═════ DATA PROVIDED

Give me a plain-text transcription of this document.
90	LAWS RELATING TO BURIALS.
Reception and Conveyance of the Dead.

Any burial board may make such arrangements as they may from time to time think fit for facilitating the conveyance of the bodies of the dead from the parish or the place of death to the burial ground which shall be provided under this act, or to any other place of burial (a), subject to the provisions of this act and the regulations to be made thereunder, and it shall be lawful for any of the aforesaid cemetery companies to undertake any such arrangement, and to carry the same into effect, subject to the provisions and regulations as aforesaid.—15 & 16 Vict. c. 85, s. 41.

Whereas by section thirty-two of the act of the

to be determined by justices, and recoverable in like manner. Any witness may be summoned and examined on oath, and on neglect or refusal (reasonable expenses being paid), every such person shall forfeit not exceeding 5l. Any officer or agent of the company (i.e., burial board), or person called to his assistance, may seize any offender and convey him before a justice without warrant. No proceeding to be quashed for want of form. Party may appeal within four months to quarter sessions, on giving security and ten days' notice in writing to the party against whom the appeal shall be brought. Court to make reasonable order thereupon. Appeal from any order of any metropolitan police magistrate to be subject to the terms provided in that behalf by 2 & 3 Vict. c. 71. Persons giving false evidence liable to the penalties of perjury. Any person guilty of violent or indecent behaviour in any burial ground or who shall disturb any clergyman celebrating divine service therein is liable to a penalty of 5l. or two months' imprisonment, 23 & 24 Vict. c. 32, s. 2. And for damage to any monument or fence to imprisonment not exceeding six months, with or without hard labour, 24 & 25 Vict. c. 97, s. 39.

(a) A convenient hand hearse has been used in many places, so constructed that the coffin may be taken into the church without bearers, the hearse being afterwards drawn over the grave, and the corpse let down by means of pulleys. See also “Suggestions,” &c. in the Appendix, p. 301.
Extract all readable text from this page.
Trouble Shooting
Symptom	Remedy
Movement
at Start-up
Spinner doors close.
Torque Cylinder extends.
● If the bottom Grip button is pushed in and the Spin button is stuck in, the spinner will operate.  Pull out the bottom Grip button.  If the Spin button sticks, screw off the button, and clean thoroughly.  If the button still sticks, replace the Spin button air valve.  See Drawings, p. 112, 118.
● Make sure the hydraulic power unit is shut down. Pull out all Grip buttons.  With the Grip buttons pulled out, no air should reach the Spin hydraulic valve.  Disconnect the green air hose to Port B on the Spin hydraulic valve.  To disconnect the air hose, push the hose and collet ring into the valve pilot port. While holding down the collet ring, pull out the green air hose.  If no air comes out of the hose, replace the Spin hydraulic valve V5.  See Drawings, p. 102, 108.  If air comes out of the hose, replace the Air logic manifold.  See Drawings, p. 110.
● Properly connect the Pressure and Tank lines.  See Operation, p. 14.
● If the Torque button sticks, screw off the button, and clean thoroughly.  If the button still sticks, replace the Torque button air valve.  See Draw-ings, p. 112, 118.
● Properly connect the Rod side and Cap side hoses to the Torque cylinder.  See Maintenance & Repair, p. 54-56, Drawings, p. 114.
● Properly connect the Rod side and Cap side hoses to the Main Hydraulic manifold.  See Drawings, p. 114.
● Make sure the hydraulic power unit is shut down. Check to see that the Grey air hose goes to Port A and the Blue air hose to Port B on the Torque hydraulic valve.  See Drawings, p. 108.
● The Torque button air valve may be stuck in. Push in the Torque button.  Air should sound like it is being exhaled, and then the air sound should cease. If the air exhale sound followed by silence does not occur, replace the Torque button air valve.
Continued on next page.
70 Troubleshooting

══════════

[STATED TASK]
Copy out every line holding the string "shut".

[EXERCISE SOLUTION]
● Make sure the hydraulic power unit is shut down. Pull out all Grip buttons.  With the Grip buttons pulled out, no air should reach the Spin hydraulic valve.  Disconnect the green air hose to Port B on the Spin hydraulic valve.  To disconnect the air hose, push the hose and collet ring into the valve pilot port. While holding down the collet ring, pull out the green air hose.  If no air comes out of the hose, replace the Spin hydraulic valve V5.  See Drawings, p. 102, 108.  If air comes out of the hose, replace the Air logic manifold.  See Drawings, p. 110.
● Make sure the hydraulic power unit is shut down. Check to see that the Grey air hose goes to Port A and the Blue air hose to Port B on the Torque hydraulic valve.  See Drawings, p. 108.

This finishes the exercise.